## BEGIN Data excerpts

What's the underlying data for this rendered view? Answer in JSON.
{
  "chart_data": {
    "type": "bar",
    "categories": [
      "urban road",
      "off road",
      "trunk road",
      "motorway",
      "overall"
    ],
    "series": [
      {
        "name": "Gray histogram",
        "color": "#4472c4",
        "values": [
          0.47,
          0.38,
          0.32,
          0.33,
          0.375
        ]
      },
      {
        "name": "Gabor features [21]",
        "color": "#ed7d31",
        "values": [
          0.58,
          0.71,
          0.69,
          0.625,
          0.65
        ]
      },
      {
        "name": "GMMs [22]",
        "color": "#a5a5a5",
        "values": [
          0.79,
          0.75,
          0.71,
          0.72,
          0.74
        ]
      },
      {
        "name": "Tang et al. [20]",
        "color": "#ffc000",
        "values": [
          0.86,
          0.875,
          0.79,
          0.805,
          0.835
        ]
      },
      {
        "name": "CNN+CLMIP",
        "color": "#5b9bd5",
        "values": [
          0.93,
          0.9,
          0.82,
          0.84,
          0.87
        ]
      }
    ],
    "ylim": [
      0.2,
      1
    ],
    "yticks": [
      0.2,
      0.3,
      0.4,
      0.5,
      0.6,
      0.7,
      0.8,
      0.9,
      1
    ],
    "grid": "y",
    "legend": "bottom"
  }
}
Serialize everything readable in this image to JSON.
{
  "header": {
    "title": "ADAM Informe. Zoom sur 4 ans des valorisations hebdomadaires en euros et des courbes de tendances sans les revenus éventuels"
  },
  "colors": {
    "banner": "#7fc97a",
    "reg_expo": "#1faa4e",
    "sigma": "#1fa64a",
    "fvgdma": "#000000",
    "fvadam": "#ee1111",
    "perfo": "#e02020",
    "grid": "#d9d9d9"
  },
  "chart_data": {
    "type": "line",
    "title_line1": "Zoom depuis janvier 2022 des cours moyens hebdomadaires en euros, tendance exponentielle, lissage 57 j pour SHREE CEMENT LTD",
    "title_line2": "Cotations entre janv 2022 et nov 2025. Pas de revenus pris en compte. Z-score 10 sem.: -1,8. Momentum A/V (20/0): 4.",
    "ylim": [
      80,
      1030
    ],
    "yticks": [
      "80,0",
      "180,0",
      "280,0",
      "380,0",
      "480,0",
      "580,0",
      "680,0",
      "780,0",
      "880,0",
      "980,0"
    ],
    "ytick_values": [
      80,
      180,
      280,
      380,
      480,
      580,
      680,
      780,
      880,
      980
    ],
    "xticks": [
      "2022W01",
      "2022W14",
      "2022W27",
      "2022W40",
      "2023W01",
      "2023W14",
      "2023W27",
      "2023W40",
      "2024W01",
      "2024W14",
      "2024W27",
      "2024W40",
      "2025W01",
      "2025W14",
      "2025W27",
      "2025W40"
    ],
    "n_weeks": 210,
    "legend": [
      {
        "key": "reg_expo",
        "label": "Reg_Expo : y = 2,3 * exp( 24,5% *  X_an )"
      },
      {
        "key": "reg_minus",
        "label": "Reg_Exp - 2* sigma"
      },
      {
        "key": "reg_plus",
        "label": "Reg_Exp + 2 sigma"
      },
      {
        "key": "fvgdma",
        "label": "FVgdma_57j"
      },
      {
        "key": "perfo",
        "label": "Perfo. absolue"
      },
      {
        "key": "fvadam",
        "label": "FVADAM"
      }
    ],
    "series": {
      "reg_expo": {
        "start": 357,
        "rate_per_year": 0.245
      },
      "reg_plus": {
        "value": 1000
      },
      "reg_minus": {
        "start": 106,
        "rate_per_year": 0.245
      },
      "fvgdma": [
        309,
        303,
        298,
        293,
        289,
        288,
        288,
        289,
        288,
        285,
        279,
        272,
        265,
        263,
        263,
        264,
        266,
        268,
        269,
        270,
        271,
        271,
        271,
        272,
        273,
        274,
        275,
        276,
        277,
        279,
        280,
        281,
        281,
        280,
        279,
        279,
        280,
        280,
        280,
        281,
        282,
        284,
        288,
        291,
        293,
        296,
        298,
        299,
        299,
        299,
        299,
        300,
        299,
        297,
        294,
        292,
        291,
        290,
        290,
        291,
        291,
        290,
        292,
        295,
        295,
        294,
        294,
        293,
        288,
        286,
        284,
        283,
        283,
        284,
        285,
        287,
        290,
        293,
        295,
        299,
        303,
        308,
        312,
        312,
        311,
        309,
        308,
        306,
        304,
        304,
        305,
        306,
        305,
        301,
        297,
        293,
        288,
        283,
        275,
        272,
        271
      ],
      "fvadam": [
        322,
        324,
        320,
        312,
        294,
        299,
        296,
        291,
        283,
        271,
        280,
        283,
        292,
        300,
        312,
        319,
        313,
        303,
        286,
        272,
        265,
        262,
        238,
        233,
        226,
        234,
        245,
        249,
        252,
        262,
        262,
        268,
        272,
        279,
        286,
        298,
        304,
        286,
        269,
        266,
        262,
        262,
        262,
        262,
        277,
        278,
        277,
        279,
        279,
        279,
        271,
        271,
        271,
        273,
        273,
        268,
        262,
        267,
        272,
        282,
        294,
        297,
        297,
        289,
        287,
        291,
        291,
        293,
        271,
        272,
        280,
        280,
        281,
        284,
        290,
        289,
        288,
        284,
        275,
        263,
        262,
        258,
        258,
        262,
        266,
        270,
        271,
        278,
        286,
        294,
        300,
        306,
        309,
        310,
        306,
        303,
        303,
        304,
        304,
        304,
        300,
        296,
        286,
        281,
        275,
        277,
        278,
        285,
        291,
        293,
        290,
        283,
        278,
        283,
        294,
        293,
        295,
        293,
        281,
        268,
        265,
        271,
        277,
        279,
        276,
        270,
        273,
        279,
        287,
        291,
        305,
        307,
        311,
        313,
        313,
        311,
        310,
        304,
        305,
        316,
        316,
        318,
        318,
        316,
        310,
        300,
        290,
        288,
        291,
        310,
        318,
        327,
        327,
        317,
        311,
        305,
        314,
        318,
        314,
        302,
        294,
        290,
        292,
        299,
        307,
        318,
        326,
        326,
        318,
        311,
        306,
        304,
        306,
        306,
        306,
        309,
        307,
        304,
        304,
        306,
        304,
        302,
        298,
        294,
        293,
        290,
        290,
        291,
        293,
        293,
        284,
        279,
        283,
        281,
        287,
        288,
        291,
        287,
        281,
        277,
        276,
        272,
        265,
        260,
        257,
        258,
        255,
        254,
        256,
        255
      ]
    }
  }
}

## END Data excerpts

# Prompt
Each record should come back exactly as written.

# Written answer
What's the underlying data for this rendered view? Answer in JSON.
{
  "chart_data": {
    "type": "bar",
    "categories": [
      "urban road",
      "off road",
      "trunk road",
      "motorway",
      "overall"
    ],
    "series": [
      {
        "name": "Gray histogram",
        "color": "#4472c4",
        "values": [
          0.47,
          0.38,
          0.32,
          0.33,
          0.375
        ]
      },
      {
        "name": "Gabor features [21]",
        "color": "#ed7d31",
        "values": [
          0.58,
          0.71,
          0.69,
          0.625,
          0.65
        ]
      },
      {
        "name": "GMMs [22]",
        "color": "#a5a5a5",
        "values": [
          0.79,
          0.75,
          0.71,
          0.72,
          0.74
        ]
      },
      {
        "name": "Tang et al. [20]",
        "color": "#ffc000",
        "values": [
          0.86,
          0.875,
          0.79,
          0.805,
          0.835
        ]
      },
      {
        "name": "CNN+CLMIP",
        "color": "#5b9bd5",
        "values": [
          0.93,
          0.9,
          0.82,
          0.84,
          0.87
        ]
      }
    ],
    "ylim": [
      0.2,
      1
    ],
    "yticks": [
      0.2,
      0.3,
      0.4,
      0.5,
      0.6,
      0.7,
      0.8,
      0.9,
      1
    ],
    "grid": "y",
    "legend": "bottom"
  }
}
Serialize everything readable in this image to JSON.
{
  "header": {
    "title": "ADAM Informe. Zoom sur 4 ans des valorisations hebdomadaires en euros et des courbes de tendances sans les revenus éventuels"
  },
  "colors": {
    "banner": "#7fc97a",
    "reg_expo": "#1faa4e",
    "sigma": "#1fa64a",
    "fvgdma": "#000000",
    "fvadam": "#ee1111",
    "perfo": "#e02020",
    "grid": "#d9d9d9"
  },
  "chart_data": {
    "type": "line",
    "title_line1": "Zoom depuis janvier 2022 des cours moyens hebdomadaires en euros, tendance exponentielle, lissage 57 j pour SHREE CEMENT LTD",
    "title_line2": "Cotations entre janv 2022 et nov 2025. Pas de revenus pris en compte. Z-score 10 sem.: -1,8. Momentum A/V (20/0): 4.",
    "ylim": [
      80,
      1030
    ],
    "yticks": [
      "80,0",
      "180,0",
      "280,0",
      "380,0",
      "480,0",
      "580,0",
      "680,0",
      "780,0",
      "880,0",
      "980,0"
    ],
    "ytick_values": [
      80,
      180,
      280,
      380,
      480,
      580,
      680,
      780,
      880,
      980
    ],
    "xticks": [
      "2022W01",
      "2022W14",
      "2022W27",
      "2022W40",
      "2023W01",
      "2023W14",
      "2023W27",
      "2023W40",
      "2024W01",
      "2024W14",
      "2024W27",
      "2024W40",
      "2025W01",
      "2025W14",
      "2025W27",
      "2025W40"
    ],
    "n_weeks": 210,
    "legend": [
      {
        "key": "reg_expo",
        "label": "Reg_Expo : y = 2,3 * exp( 24,5% *  X_an )"
      },
      {
        "key": "reg_minus",
        "label": "Reg_Exp - 2* sigma"
      },
      {
        "key": "reg_plus",
        "label": "Reg_Exp + 2 sigma"
      },
      {
        "key": "fvgdma",
        "label": "FVgdma_57j"
      },
      {
        "key": "perfo",
        "label": "Perfo. absolue"
      },
      {
        "key": "fvadam",
        "label": "FVADAM"
      }
    ],
    "series": {
      "reg_expo": {
        "start": 357,
        "rate_per_year": 0.245
      },
      "reg_plus": {
        "value": 1000
      },
      "reg_minus": {
        "start": 106,
        "rate_per_year": 0.245
      },
      "fvgdma": [
        309,
        303,
        298,
        293,
        289,
        288,
        288,
        289,
        288,
        285,
        279,
        272,
        265,
        263,
        263,
        264,
        266,
        268,
        269,
        270,
        271,
        271,
        271,
        272,
        273,
        274,
        275,
        276,
        277,
        279,
        280,
        281,
        281,
        280,
        279,
        279,
        280,
        280,
        280,
        281,
        282,
        284,
        288,
        291,
        293,
        296,
        298,
        299,
        299,
        299,
        299,
        300,
        299,
        297,
        294,
        292,
        291,
        290,
        290,
        291,
        291,
        290,
        292,
        295,
        295,
        294,
        294,
        293,
        288,
        286,
        284,
        283,
        283,
        284,
        285,
        287,
        290,
        293,
        295,
        299,
        303,
        308,
        312,
        312,
        311,
        309,
        308,
        306,
        304,
        304,
        305,
        306,
        305,
        301,
        297,
        293,
        288,
        283,
        275,
        272,
        271
      ],
      "fvadam": [
        322,
        324,
        320,
        312,
        294,
        299,
        296,
        291,
        283,
        271,
        280,
        283,
        292,
        300,
        312,
        319,
        313,
        303,
        286,
        272,
        265,
        262,
        238,
        233,
        226,
        234,
        245,
        249,
        252,
        262,
        262,
        268,
        272,
        279,
        286,
        298,
        304,
        286,
        269,
        266,
        262,
        262,
        262,
        262,
        277,
        278,
        277,
        279,
        279,
        279,
        271,
        271,
        271,
        273,
        273,
        268,
        262,
        267,
        272,
        282,
        294,
        297,
        297,
        289,
        287,
        291,
        291,
        293,
        271,
        272,
        280,
        280,
        281,
        284,
        290,
        289,
        288,
        284,
        275,
        263,
        262,
        258,
        258,
        262,
        266,
        270,
        271,
        278,
        286,
        294,
        300,
        306,
        309,
        310,
        306,
        303,
        303,
        304,
        304,
        304,
        300,
        296,
        286,
        281,
        275,
        277,
        278,
        285,
        291,
        293,
        290,
        283,
        278,
        283,
        294,
        293,
        295,
        293,
        281,
        268,
        265,
        271,
        277,
        279,
        276,
        270,
        273,
        279,
        287,
        291,
        305,
        307,
        311,
        313,
        313,
        311,
        310,
        304,
        305,
        316,
        316,
        318,
        318,
        316,
        310,
        300,
        290,
        288,
        291,
        310,
        318,
        327,
        327,
        317,
        311,
        305,
        314,
        318,
        314,
        302,
        294,
        290,
        292,
        299,
        307,
        318,
        326,
        326,
        318,
        311,
        306,
        304,
        306,
        306,
        306,
        309,
        307,
        304,
        304,
        306,
        304,
        302,
        298,
        294,
        293,
        290,
        290,
        291,
        293,
        293,
        284,
        279,
        283,
        281,
        287,
        288,
        291,
        287,
        281,
        277,
        276,
        272,
        265,
        260,
        257,
        258,
        255,
        254,
        256,
        255
      ]
    }
  }
}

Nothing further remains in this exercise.